▸ AIM
Copy out all the entries word for word.
────────────────────────────────────────
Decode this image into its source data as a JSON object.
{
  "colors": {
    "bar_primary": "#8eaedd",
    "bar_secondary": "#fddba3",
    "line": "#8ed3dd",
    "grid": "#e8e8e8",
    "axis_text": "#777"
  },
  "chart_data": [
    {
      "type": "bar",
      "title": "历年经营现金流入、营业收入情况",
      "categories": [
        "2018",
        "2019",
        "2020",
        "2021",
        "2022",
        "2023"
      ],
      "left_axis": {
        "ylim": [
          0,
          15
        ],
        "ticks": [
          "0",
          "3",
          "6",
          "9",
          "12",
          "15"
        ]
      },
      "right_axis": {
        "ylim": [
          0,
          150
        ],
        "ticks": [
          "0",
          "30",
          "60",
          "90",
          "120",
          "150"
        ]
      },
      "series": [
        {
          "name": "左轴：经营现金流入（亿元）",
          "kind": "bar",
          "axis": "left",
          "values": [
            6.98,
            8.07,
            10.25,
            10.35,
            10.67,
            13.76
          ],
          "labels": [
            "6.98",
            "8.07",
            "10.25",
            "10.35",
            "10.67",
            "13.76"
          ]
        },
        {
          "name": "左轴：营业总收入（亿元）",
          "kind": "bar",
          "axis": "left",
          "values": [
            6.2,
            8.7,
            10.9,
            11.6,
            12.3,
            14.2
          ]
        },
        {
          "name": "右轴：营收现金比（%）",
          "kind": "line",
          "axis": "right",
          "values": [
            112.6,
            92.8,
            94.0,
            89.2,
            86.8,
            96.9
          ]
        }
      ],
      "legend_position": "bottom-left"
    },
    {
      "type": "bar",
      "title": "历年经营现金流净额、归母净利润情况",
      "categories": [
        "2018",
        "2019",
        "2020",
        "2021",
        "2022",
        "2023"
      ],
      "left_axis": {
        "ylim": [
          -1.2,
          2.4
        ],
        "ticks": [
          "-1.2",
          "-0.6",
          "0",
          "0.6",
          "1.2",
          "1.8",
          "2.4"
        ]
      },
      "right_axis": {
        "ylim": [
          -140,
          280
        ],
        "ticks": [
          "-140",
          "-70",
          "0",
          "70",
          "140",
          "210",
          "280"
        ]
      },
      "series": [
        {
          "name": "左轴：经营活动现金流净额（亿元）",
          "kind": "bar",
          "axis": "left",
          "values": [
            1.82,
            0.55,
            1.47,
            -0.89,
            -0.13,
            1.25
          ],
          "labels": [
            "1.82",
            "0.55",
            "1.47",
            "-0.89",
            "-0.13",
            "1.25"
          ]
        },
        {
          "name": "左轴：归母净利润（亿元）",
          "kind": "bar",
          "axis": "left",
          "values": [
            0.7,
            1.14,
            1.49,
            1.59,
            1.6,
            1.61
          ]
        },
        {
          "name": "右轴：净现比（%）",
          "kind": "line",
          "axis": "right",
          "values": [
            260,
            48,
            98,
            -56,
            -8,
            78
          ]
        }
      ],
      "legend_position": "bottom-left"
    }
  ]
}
────────────────────────────────────────
▸ REPLY
Decode this image into its source data as a JSON object.
{
  "colors": {
    "bar_primary": "#8eaedd",
    "bar_secondary": "#fddba3",
    "line": "#8ed3dd",
    "grid": "#e8e8e8",
    "axis_text": "#777"
  },
  "chart_data": [
    {
      "type": "bar",
      "title": "历年经营现金流入、营业收入情况",
      "categories": [
        "2018",
        "2019",
        "2020",
        "2021",
        "2022",
        "2023"
      ],
      "left_axis": {
        "ylim": [
          0,
          15
        ],
        "ticks": [
          "0",
          "3",
          "6",
          "9",
          "12",
          "15"
        ]
      },
      "right_axis": {
        "ylim": [
          0,
          150
        ],
        "ticks": [
          "0",
          "30",
          "60",
          "90",
          "120",
          "150"
        ]
      },
      "series": [
        {
          "name": "左轴：经营现金流入（亿元）",
          "kind": "bar",
          "axis": "left",
          "values": [
            6.98,
            8.07,
            10.25,
            10.35,
            10.67,
            13.76
          ],
          "labels": [
            "6.98",
            "8.07",
            "10.25",
            "10.35",
            "10.67",
            "13.76"
          ]
        },
        {
          "name": "左轴：营业总收入（亿元）",
          "kind": "bar",
          "axis": "left",
          "values": [
            6.2,
            8.7,
            10.9,
            11.6,
            12.3,
            14.2
          ]
        },
        {
          "name": "右轴：营收现金比（%）",
          "kind": "line",
          "axis": "right",
          "values": [
            112.6,
            92.8,
            94.0,
            89.2,
            86.8,
            96.9
          ]
        }
      ],
      "legend_position": "bottom-left"
    },
    {
      "type": "bar",
      "title": "历年经营现金流净额、归母净利润情况",
      "categories": [
        "2018",
        "2019",
        "2020",
        "2021",
        "2022",
        "2023"
      ],
      "left_axis": {
        "ylim": [
          -1.2,
          2.4
        ],
        "ticks": [
          "-1.2",
          "-0.6",
          "0",
          "0.6",
          "1.2",
          "1.8",
          "2.4"
        ]
      },
      "right_axis": {
        "ylim": [
          -140,
          280
        ],
        "ticks": [
          "-140",
          "-70",
          "0",
          "70",
          "140",
          "210",
          "280"
        ]
      },
      "series": [
        {
          "name": "左轴：经营活动现金流净额（亿元）",
          "kind": "bar",
          "axis": "left",
          "values": [
            1.82,
            0.55,
            1.47,
            -0.89,
            -0.13,
            1.25
          ],
          "labels": [
            "1.82",
            "0.55",
            "1.47",
            "-0.89",
            "-0.13",
            "1.25"
          ]
        },
        {
          "name": "左轴：归母净利润（亿元）",
          "kind": "bar",
          "axis": "left",
          "values": [
            0.7,
            1.14,
            1.49,
            1.59,
            1.6,
            1.61
          ]
        },
        {
          "name": "右轴：净现比（%）",
          "kind": "line",
          "axis": "right",
          "values": [
            260,
            48,
            98,
            -56,
            -8,
            78
          ]
        }
      ],
      "legend_position": "bottom-left"
    }
  ]
}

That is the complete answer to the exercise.